-- Start Input rows --

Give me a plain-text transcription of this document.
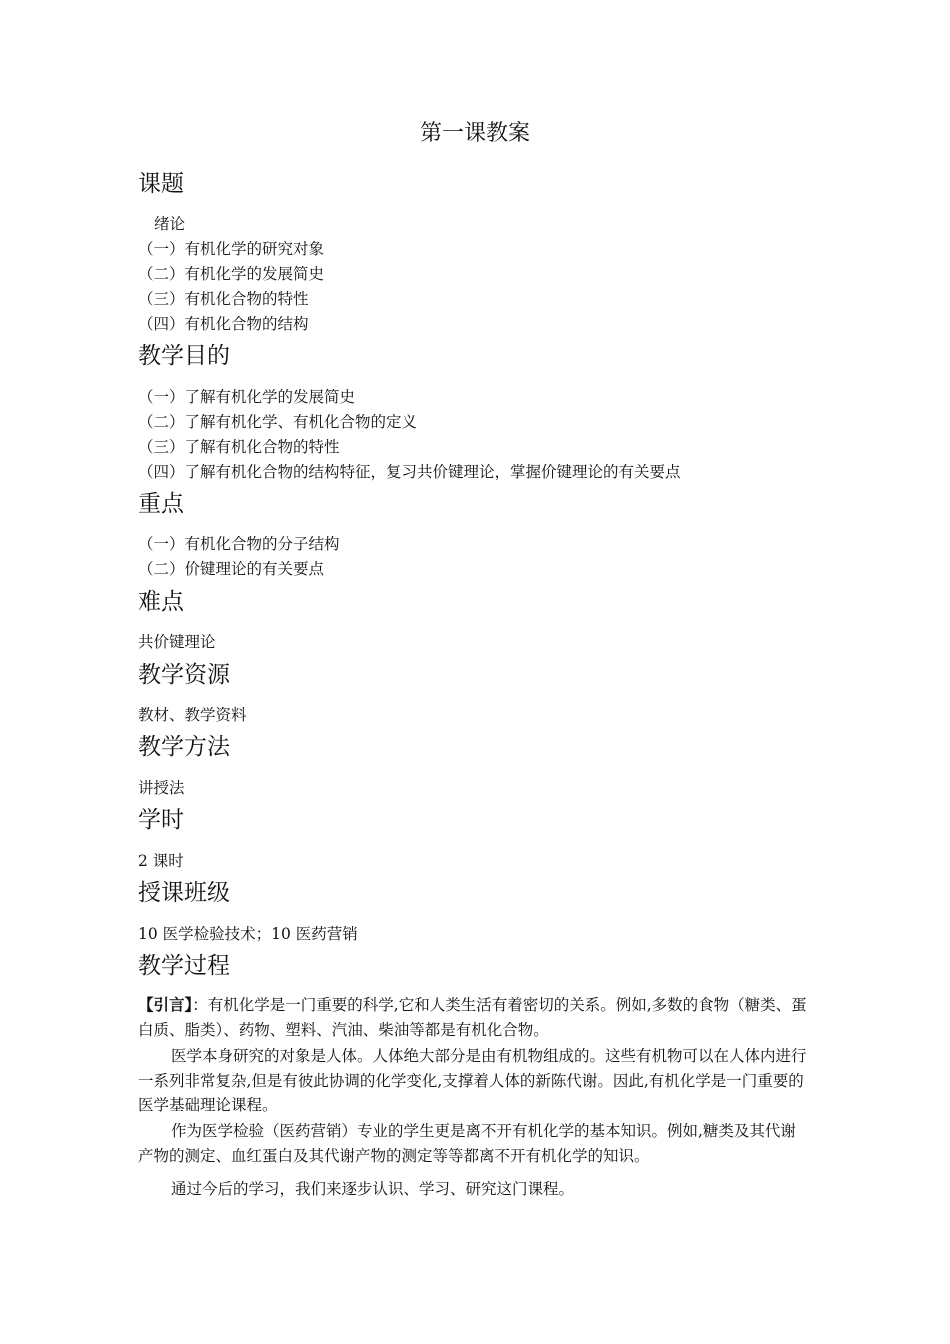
第一课教案
课题
绪论
（一）有机化学的研究对象
（二）有机化学的发展简史
（三）有机化合物的特性
（四）有机化合物的结构
教学目的
（一）了解有机化学的发展简史
（二）了解有机化学、有机化合物的定义
（三）了解有机化合物的特性
（四）了解有机化合物的结构特征，复习共价键理论，掌握价键理论的有关要点
重点
（一）有机化合物的分子结构
（二）价键理论的有关要点
难点
共价键理论
教学资源
教材、教学资料
教学方法
讲授法
学时
2 课时
授课班级
10 医学检验技术；10 医药营销
教学过程
【引言】：有机化学是一门重要的科学,它和人类生活有着密切的关系。例如,多数的食物（糖类、蛋白质、脂类）、药物、塑料、汽油、柴油等都是有机化合物。
医学本身研究的对象是人体。人体绝大部分是由有机物组成的。这些有机物可以在人体内进行一系列非常复杂,但是有彼此协调的化学变化,支撑着人体的新陈代谢。因此,有机化学是一门重要的医学基础理论课程。
作为医学检验（医药营销）专业的学生更是离不开有机化学的基本知识。例如,糖类及其代谢产物的测定、血红蛋白及其代谢产物的测定等等都离不开有机化学的知识。
通过今后的学习，我们来逐步认识、学习、研究这门课程。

-- End Input rows --

- [Work to complete] Quote the material exactly. Pictures stay out.

- [Reply to the task]
Give me a plain-text transcription of this document.
第一课教案
课题
绪论
（一）有机化学的研究对象
（二）有机化学的发展简史
（三）有机化合物的特性
（四）有机化合物的结构
教学目的
（一）了解有机化学的发展简史
（二）了解有机化学、有机化合物的定义
（三）了解有机化合物的特性
（四）了解有机化合物的结构特征，复习共价键理论，掌握价键理论的有关要点
重点
（一）有机化合物的分子结构
（二）价键理论的有关要点
难点
共价键理论
教学资源
教材、教学资料
教学方法
讲授法
学时
2 课时
授课班级
10 医学检验技术；10 医药营销
教学过程
【引言】：有机化学是一门重要的科学,它和人类生活有着密切的关系。例如,多数的食物（糖类、蛋白质、脂类）、药物、塑料、汽油、柴油等都是有机化合物。
医学本身研究的对象是人体。人体绝大部分是由有机物组成的。这些有机物可以在人体内进行一系列非常复杂,但是有彼此协调的化学变化,支撑着人体的新陈代谢。因此,有机化学是一门重要的医学基础理论课程。
作为医学检验（医药营销）专业的学生更是离不开有机化学的基本知识。例如,糖类及其代谢产物的测定、血红蛋白及其代谢产物的测定等等都离不开有机化学的知识。
通过今后的学习，我们来逐步认识、学习、研究这门课程。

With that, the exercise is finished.